◆ The records ◆
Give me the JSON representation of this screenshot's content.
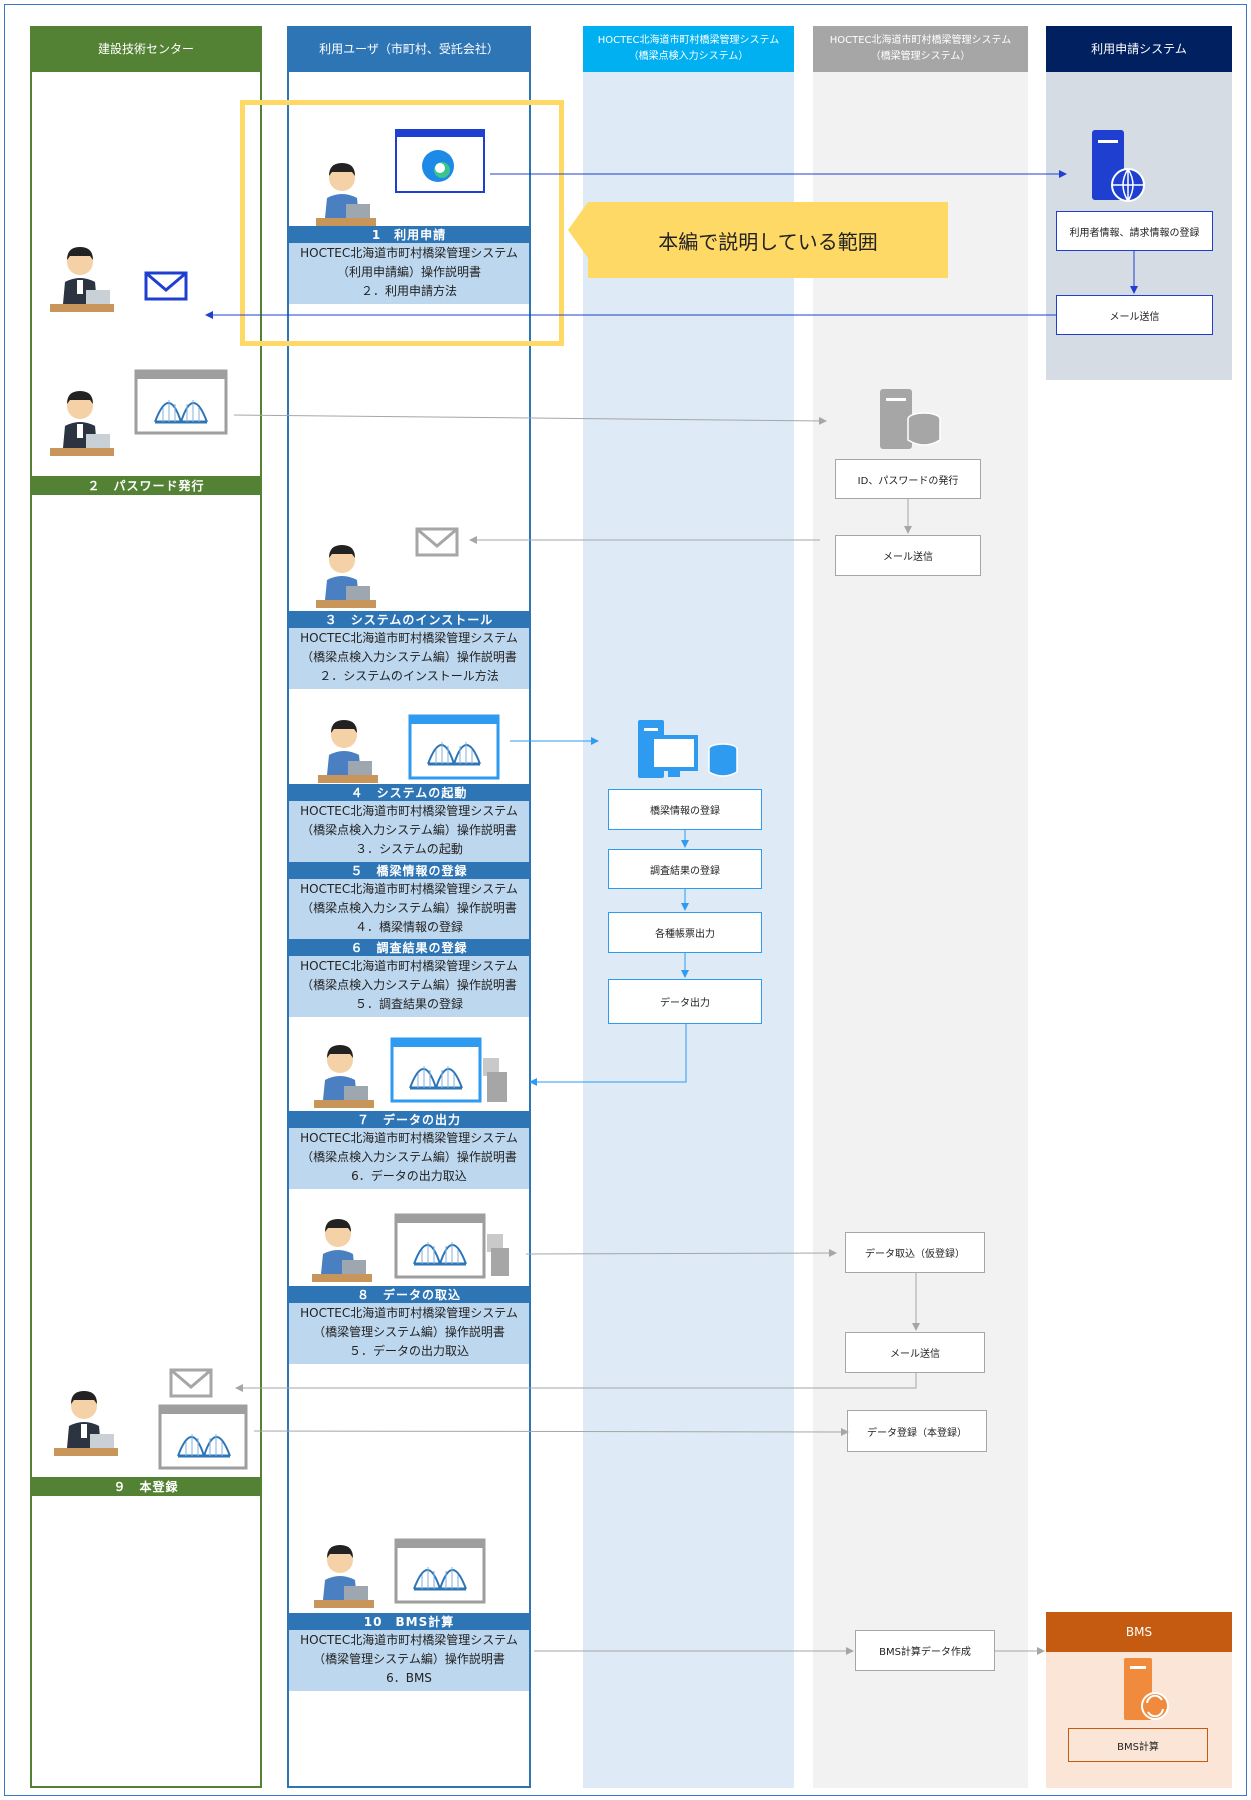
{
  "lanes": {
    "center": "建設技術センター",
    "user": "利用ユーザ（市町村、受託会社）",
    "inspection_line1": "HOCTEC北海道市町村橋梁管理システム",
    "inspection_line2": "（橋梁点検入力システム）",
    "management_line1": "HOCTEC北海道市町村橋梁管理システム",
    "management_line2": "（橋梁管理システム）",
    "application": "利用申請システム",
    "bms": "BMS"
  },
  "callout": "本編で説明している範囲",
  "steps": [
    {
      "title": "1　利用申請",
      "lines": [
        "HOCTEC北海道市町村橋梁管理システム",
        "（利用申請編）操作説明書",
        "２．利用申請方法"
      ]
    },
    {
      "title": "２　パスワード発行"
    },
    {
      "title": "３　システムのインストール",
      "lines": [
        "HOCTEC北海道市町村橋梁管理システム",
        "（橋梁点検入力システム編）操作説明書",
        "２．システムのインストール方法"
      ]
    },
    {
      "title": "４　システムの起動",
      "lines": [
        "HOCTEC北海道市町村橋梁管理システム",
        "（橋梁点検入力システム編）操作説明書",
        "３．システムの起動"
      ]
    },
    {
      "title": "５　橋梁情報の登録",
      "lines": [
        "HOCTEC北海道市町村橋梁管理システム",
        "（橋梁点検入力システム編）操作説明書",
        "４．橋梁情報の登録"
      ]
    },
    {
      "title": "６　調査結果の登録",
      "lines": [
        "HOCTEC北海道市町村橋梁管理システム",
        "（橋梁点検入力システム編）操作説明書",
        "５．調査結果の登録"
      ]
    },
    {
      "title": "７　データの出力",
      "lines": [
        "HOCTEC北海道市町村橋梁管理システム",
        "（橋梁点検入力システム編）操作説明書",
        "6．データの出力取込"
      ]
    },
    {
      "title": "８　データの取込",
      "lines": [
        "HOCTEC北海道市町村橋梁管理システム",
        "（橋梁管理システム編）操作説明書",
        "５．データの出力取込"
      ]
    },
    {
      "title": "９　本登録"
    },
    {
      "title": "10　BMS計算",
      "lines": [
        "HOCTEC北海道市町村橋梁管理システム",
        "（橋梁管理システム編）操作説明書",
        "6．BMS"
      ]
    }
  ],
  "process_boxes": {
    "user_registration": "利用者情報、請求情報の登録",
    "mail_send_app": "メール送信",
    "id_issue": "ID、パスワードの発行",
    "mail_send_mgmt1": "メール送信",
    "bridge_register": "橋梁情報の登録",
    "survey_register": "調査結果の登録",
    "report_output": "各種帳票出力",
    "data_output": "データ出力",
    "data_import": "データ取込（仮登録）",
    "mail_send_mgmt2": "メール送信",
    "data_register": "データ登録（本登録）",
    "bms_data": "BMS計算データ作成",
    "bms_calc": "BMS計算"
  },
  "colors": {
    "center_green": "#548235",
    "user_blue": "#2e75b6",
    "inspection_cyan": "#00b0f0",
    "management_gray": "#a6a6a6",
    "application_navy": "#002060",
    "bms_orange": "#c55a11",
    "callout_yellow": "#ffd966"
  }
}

...

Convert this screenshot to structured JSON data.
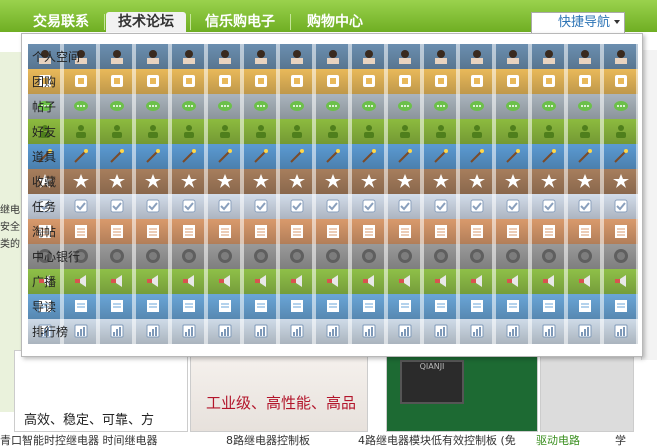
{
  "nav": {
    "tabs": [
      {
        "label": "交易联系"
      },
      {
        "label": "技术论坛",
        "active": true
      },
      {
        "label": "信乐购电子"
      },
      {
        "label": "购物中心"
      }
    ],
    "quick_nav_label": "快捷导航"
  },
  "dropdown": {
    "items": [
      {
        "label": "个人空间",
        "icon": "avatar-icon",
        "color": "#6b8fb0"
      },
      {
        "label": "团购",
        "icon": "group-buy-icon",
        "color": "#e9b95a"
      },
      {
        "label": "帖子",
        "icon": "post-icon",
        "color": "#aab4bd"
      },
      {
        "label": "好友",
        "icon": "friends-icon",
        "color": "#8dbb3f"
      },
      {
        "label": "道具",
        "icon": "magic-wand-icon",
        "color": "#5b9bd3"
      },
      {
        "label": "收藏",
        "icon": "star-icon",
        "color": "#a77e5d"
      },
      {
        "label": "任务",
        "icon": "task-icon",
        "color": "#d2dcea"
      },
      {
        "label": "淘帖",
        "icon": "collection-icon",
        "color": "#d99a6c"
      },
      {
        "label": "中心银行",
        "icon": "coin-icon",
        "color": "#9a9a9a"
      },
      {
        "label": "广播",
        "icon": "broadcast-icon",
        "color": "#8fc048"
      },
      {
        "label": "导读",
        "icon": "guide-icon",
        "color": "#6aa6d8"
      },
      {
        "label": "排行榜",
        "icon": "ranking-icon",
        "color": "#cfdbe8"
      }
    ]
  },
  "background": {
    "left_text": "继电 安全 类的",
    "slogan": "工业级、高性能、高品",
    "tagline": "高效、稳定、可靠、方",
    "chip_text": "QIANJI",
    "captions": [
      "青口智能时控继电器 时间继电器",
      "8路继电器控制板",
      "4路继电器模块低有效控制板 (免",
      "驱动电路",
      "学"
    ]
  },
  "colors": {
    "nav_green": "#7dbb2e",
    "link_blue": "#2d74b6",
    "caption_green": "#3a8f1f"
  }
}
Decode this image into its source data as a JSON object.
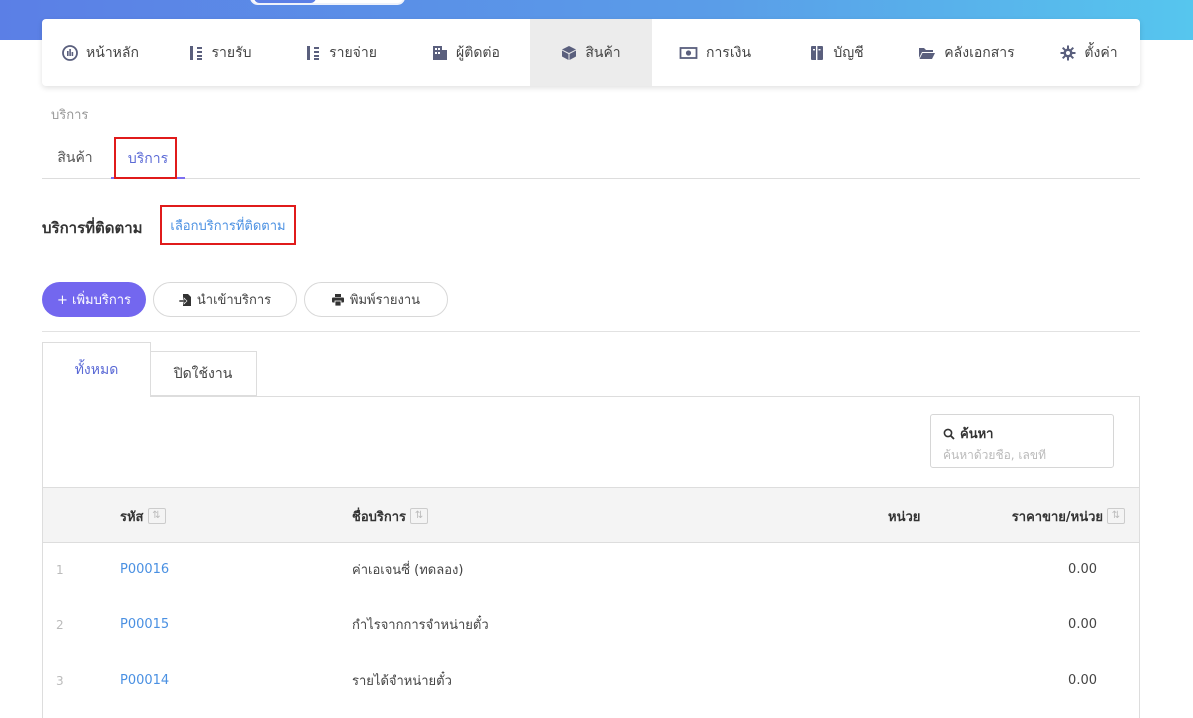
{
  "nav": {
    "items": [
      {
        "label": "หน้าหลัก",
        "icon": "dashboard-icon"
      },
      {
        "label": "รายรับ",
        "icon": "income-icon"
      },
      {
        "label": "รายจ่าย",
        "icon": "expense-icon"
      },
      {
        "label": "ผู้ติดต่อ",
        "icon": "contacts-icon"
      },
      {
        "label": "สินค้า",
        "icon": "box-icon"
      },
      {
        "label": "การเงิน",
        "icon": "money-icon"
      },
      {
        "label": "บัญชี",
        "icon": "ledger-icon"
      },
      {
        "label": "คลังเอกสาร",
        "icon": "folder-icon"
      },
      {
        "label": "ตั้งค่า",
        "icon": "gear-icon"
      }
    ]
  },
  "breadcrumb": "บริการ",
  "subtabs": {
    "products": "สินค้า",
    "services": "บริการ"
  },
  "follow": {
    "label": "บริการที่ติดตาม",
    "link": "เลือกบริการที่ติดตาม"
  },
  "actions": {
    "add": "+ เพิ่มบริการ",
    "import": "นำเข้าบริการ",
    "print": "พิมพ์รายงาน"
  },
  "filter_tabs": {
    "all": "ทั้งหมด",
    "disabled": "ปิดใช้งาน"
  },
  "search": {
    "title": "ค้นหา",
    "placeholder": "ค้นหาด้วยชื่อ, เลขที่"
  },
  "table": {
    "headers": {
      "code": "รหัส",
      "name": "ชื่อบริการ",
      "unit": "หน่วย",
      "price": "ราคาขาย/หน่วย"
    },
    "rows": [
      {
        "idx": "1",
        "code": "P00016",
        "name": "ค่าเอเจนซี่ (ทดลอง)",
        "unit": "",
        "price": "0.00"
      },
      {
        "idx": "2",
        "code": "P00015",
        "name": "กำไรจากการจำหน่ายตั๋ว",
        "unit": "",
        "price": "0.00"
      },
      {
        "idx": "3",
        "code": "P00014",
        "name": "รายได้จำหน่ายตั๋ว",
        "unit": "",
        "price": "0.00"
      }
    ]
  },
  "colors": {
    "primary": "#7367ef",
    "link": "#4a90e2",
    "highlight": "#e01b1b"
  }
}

* * *

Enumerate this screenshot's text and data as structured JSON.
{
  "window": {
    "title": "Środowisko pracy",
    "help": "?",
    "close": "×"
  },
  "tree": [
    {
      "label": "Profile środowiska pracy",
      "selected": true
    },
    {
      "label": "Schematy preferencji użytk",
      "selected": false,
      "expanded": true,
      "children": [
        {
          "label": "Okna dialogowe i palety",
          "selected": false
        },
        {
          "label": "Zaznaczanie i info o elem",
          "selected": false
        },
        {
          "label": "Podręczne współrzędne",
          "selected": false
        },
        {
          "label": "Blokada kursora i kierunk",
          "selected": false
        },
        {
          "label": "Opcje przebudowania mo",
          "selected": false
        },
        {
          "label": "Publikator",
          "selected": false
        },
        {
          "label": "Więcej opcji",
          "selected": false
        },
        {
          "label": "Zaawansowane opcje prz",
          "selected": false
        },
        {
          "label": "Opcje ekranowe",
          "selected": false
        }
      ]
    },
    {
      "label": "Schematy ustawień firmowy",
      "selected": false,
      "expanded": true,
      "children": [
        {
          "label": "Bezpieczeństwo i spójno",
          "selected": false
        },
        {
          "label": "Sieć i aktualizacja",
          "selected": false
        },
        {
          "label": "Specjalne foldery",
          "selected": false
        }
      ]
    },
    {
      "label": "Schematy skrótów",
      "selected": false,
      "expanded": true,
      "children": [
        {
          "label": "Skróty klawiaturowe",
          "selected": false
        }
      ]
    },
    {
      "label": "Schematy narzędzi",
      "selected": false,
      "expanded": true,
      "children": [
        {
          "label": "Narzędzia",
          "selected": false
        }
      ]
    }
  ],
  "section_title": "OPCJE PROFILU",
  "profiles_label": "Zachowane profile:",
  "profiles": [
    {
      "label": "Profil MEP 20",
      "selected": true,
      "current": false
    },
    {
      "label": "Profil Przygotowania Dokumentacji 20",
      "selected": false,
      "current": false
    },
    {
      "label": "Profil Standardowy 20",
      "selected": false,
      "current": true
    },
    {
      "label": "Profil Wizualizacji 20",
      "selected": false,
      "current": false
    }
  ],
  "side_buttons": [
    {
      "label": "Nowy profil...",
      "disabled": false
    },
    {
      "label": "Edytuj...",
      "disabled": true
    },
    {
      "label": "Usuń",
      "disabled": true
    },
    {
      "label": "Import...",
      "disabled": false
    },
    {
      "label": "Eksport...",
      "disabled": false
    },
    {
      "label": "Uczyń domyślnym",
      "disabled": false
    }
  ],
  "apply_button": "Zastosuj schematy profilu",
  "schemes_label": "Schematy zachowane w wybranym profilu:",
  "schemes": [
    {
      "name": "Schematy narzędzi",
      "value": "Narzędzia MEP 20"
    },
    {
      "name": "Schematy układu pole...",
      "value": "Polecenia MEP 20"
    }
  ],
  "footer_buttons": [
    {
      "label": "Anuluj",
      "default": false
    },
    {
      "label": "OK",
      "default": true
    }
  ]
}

◆ Exercise aim ◆
Identify each line in the records above that contains the word "JSON", and copy it out in full.

◆ Response to this exercise ◆
Give me the JSON representation of this screenshot's content.
Convert this screenshot to structured JSON data.
Decode this image into its source data as a JSON object.
Enumerate this screenshot's text and data as structured JSON.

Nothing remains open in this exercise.